(Annotated region listings)
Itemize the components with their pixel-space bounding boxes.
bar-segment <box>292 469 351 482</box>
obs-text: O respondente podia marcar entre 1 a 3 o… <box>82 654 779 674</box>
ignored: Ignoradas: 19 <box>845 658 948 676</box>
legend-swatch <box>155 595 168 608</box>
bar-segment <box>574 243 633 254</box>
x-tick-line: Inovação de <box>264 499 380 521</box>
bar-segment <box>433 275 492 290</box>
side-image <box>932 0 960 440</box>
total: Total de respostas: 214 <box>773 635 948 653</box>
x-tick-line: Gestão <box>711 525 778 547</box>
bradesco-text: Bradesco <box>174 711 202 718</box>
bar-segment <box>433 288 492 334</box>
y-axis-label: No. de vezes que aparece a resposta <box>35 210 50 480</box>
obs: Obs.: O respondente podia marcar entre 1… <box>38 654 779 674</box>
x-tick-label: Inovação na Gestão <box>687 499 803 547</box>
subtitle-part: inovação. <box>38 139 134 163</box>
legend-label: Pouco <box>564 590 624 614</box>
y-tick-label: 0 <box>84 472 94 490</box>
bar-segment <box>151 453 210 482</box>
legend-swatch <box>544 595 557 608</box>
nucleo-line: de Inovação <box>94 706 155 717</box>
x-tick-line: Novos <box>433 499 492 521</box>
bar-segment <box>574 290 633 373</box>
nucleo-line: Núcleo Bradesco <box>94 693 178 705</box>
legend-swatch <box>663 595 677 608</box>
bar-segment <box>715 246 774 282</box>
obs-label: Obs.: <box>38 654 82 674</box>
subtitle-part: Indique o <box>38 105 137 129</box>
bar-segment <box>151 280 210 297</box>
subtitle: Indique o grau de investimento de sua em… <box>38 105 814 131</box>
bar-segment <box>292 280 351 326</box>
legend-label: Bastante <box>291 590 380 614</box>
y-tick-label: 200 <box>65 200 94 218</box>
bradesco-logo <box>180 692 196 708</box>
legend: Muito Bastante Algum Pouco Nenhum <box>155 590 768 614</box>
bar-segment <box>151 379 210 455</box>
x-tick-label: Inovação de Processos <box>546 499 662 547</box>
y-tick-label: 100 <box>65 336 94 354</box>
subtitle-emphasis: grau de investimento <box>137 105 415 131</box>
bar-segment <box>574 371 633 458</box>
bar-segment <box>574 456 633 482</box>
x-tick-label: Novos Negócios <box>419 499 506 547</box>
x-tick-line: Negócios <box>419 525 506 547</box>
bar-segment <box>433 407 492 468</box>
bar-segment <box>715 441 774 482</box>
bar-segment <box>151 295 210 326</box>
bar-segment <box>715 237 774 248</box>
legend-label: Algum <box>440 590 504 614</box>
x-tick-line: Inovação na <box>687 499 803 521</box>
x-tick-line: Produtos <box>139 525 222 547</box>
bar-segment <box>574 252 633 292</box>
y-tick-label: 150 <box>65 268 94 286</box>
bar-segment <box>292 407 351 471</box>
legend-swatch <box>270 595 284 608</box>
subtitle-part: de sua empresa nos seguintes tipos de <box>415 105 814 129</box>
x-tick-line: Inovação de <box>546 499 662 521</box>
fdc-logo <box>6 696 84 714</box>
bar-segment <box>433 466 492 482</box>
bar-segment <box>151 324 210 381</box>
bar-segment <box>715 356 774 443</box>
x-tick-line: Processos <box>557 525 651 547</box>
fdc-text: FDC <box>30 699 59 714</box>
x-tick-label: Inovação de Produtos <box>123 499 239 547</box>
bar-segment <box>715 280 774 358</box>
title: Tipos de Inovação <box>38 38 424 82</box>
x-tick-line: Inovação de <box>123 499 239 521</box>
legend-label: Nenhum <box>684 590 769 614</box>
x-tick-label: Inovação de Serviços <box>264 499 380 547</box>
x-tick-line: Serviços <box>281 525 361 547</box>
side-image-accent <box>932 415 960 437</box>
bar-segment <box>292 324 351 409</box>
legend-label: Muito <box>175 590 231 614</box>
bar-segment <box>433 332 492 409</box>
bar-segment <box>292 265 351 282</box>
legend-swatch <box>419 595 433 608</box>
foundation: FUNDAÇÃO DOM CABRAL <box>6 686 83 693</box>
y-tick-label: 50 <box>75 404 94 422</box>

→ **Instructions for the task**: Copy out every row above word for word, keeping the original order and changing nothing.

→ **Answer to the problem**:
Itemize the components with their pixel-space bounding boxes.
bar-segment <box>292 469 351 482</box>
obs-text: O respondente podia marcar entre 1 a 3 o… <box>82 654 779 674</box>
ignored: Ignoradas: 19 <box>845 658 948 676</box>
legend-swatch <box>155 595 168 608</box>
bar-segment <box>574 243 633 254</box>
x-tick-line: Inovação de <box>264 499 380 521</box>
bar-segment <box>433 275 492 290</box>
side-image <box>932 0 960 440</box>
total: Total de respostas: 214 <box>773 635 948 653</box>
x-tick-line: Gestão <box>711 525 778 547</box>
bradesco-text: Bradesco <box>174 711 202 718</box>
bar-segment <box>433 288 492 334</box>
y-axis-label: No. de vezes que aparece a resposta <box>35 210 50 480</box>
obs: Obs.: O respondente podia marcar entre 1… <box>38 654 779 674</box>
x-tick-label: Inovação na Gestão <box>687 499 803 547</box>
subtitle-part: inovação. <box>38 139 134 163</box>
legend-label: Pouco <box>564 590 624 614</box>
y-tick-label: 0 <box>84 472 94 490</box>
bar-segment <box>151 453 210 482</box>
legend-swatch <box>544 595 557 608</box>
nucleo-line: de Inovação <box>94 706 155 717</box>
x-tick-line: Novos <box>433 499 492 521</box>
bar-segment <box>574 290 633 373</box>
nucleo-line: Núcleo Bradesco <box>94 693 178 705</box>
legend-swatch <box>663 595 677 608</box>
bar-segment <box>715 246 774 282</box>
obs-label: Obs.: <box>38 654 82 674</box>
subtitle-part: Indique o <box>38 105 137 129</box>
bar-segment <box>151 280 210 297</box>
subtitle: Indique o grau de investimento de sua em… <box>38 105 814 131</box>
bar-segment <box>292 280 351 326</box>
legend-label: Bastante <box>291 590 380 614</box>
y-tick-label: 200 <box>65 200 94 218</box>
bradesco-logo <box>180 692 196 708</box>
legend: Muito Bastante Algum Pouco Nenhum <box>155 590 768 614</box>
bar-segment <box>151 379 210 455</box>
x-tick-label: Inovação de Processos <box>546 499 662 547</box>
y-tick-label: 100 <box>65 336 94 354</box>
subtitle-emphasis: grau de investimento <box>137 105 415 131</box>
bar-segment <box>574 371 633 458</box>
bar-segment <box>574 456 633 482</box>
x-tick-label: Novos Negócios <box>419 499 506 547</box>
x-tick-line: Negócios <box>419 525 506 547</box>
bar-segment <box>433 407 492 468</box>
bar-segment <box>715 441 774 482</box>
bar-segment <box>151 295 210 326</box>
bar-segment <box>715 237 774 248</box>
legend-label: Algum <box>440 590 504 614</box>
x-tick-line: Inovação na <box>687 499 803 521</box>
x-tick-line: Produtos <box>139 525 222 547</box>
bar-segment <box>574 252 633 292</box>
y-tick-label: 150 <box>65 268 94 286</box>
bar-segment <box>292 407 351 471</box>
legend-swatch <box>270 595 284 608</box>
subtitle-part: de sua empresa nos seguintes tipos de <box>415 105 814 129</box>
x-tick-line: Inovação de <box>546 499 662 521</box>
fdc-logo <box>6 696 84 714</box>
bar-segment <box>433 466 492 482</box>
bar-segment <box>151 324 210 381</box>
bar-segment <box>715 356 774 443</box>
x-tick-line: Processos <box>557 525 651 547</box>
fdc-text: FDC <box>30 699 59 714</box>
x-tick-label: Inovação de Produtos <box>123 499 239 547</box>
bar-segment <box>715 280 774 358</box>
title: Tipos de Inovação <box>38 38 424 82</box>
x-tick-line: Inovação de <box>123 499 239 521</box>
legend-label: Nenhum <box>684 590 769 614</box>
x-tick-label: Inovação de Serviços <box>264 499 380 547</box>
x-tick-line: Serviços <box>281 525 361 547</box>
side-image-accent <box>932 415 960 437</box>
bar-segment <box>292 324 351 409</box>
legend-label: Muito <box>175 590 231 614</box>
bar-segment <box>433 332 492 409</box>
bar-segment <box>292 265 351 282</box>
legend-swatch <box>419 595 433 608</box>
foundation: FUNDAÇÃO DOM CABRAL <box>6 686 83 693</box>
y-tick-label: 50 <box>75 404 94 422</box>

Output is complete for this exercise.